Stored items
⁂

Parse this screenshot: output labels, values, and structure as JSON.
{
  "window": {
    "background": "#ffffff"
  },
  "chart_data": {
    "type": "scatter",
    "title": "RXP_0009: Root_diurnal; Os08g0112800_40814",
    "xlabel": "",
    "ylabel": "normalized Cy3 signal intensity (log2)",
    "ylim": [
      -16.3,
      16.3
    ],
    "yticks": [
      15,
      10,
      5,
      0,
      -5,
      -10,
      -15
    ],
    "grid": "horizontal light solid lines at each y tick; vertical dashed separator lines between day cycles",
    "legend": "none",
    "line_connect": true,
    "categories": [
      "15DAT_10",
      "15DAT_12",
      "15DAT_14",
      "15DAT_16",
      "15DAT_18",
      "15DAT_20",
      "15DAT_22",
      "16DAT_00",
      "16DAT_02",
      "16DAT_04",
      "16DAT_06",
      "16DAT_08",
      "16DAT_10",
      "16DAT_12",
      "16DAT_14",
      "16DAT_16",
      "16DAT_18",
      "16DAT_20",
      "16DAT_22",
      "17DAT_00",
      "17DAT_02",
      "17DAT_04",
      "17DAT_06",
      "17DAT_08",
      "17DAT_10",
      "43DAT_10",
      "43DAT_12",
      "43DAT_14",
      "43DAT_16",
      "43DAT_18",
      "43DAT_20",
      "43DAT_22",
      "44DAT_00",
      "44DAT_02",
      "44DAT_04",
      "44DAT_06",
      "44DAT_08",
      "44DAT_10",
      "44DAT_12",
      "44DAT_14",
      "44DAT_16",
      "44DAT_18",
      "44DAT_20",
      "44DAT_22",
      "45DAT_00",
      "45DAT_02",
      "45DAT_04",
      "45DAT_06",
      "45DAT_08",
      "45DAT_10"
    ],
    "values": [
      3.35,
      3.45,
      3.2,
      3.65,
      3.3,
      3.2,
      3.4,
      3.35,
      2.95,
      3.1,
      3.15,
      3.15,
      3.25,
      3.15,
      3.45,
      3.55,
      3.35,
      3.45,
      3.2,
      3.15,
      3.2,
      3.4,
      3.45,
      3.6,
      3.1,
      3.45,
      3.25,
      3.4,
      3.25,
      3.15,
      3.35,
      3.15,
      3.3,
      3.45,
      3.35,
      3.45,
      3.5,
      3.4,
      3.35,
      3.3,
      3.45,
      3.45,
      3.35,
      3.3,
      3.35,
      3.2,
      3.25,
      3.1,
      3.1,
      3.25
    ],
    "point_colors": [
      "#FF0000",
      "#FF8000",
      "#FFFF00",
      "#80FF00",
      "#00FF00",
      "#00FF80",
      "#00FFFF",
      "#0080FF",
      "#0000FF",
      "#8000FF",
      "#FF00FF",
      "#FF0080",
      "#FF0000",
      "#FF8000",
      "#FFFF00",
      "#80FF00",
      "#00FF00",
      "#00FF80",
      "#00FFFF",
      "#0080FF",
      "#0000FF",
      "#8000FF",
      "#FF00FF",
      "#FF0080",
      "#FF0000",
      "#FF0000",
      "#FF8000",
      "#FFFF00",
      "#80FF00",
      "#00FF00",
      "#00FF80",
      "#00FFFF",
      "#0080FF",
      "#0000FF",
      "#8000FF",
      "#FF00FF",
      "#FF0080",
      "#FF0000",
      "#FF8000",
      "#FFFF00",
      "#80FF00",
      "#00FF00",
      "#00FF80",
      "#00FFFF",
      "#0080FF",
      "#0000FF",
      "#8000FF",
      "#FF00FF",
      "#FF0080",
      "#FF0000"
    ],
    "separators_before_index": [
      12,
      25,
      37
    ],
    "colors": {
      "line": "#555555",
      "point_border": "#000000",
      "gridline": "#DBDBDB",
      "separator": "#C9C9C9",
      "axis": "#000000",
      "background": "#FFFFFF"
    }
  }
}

⁂

Problem to solve:
Please reproduce each record precisely as written.

Full output:
Parse this screenshot: output labels, values, and structure as JSON.
{
  "window": {
    "background": "#ffffff"
  },
  "chart_data": {
    "type": "scatter",
    "title": "RXP_0009: Root_diurnal; Os08g0112800_40814",
    "xlabel": "",
    "ylabel": "normalized Cy3 signal intensity (log2)",
    "ylim": [
      -16.3,
      16.3
    ],
    "yticks": [
      15,
      10,
      5,
      0,
      -5,
      -10,
      -15
    ],
    "grid": "horizontal light solid lines at each y tick; vertical dashed separator lines between day cycles",
    "legend": "none",
    "line_connect": true,
    "categories": [
      "15DAT_10",
      "15DAT_12",
      "15DAT_14",
      "15DAT_16",
      "15DAT_18",
      "15DAT_20",
      "15DAT_22",
      "16DAT_00",
      "16DAT_02",
      "16DAT_04",
      "16DAT_06",
      "16DAT_08",
      "16DAT_10",
      "16DAT_12",
      "16DAT_14",
      "16DAT_16",
      "16DAT_18",
      "16DAT_20",
      "16DAT_22",
      "17DAT_00",
      "17DAT_02",
      "17DAT_04",
      "17DAT_06",
      "17DAT_08",
      "17DAT_10",
      "43DAT_10",
      "43DAT_12",
      "43DAT_14",
      "43DAT_16",
      "43DAT_18",
      "43DAT_20",
      "43DAT_22",
      "44DAT_00",
      "44DAT_02",
      "44DAT_04",
      "44DAT_06",
      "44DAT_08",
      "44DAT_10",
      "44DAT_12",
      "44DAT_14",
      "44DAT_16",
      "44DAT_18",
      "44DAT_20",
      "44DAT_22",
      "45DAT_00",
      "45DAT_02",
      "45DAT_04",
      "45DAT_06",
      "45DAT_08",
      "45DAT_10"
    ],
    "values": [
      3.35,
      3.45,
      3.2,
      3.65,
      3.3,
      3.2,
      3.4,
      3.35,
      2.95,
      3.1,
      3.15,
      3.15,
      3.25,
      3.15,
      3.45,
      3.55,
      3.35,
      3.45,
      3.2,
      3.15,
      3.2,
      3.4,
      3.45,
      3.6,
      3.1,
      3.45,
      3.25,
      3.4,
      3.25,
      3.15,
      3.35,
      3.15,
      3.3,
      3.45,
      3.35,
      3.45,
      3.5,
      3.4,
      3.35,
      3.3,
      3.45,
      3.45,
      3.35,
      3.3,
      3.35,
      3.2,
      3.25,
      3.1,
      3.1,
      3.25
    ],
    "point_colors": [
      "#FF0000",
      "#FF8000",
      "#FFFF00",
      "#80FF00",
      "#00FF00",
      "#00FF80",
      "#00FFFF",
      "#0080FF",
      "#0000FF",
      "#8000FF",
      "#FF00FF",
      "#FF0080",
      "#FF0000",
      "#FF8000",
      "#FFFF00",
      "#80FF00",
      "#00FF00",
      "#00FF80",
      "#00FFFF",
      "#0080FF",
      "#0000FF",
      "#8000FF",
      "#FF00FF",
      "#FF0080",
      "#FF0000",
      "#FF0000",
      "#FF8000",
      "#FFFF00",
      "#80FF00",
      "#00FF00",
      "#00FF80",
      "#00FFFF",
      "#0080FF",
      "#0000FF",
      "#8000FF",
      "#FF00FF",
      "#FF0080",
      "#FF0000",
      "#FF8000",
      "#FFFF00",
      "#80FF00",
      "#00FF00",
      "#00FF80",
      "#00FFFF",
      "#0080FF",
      "#0000FF",
      "#8000FF",
      "#FF00FF",
      "#FF0080",
      "#FF0000"
    ],
    "separators_before_index": [
      12,
      25,
      37
    ],
    "colors": {
      "line": "#555555",
      "point_border": "#000000",
      "gridline": "#DBDBDB",
      "separator": "#C9C9C9",
      "axis": "#000000",
      "background": "#FFFFFF"
    }
  }
}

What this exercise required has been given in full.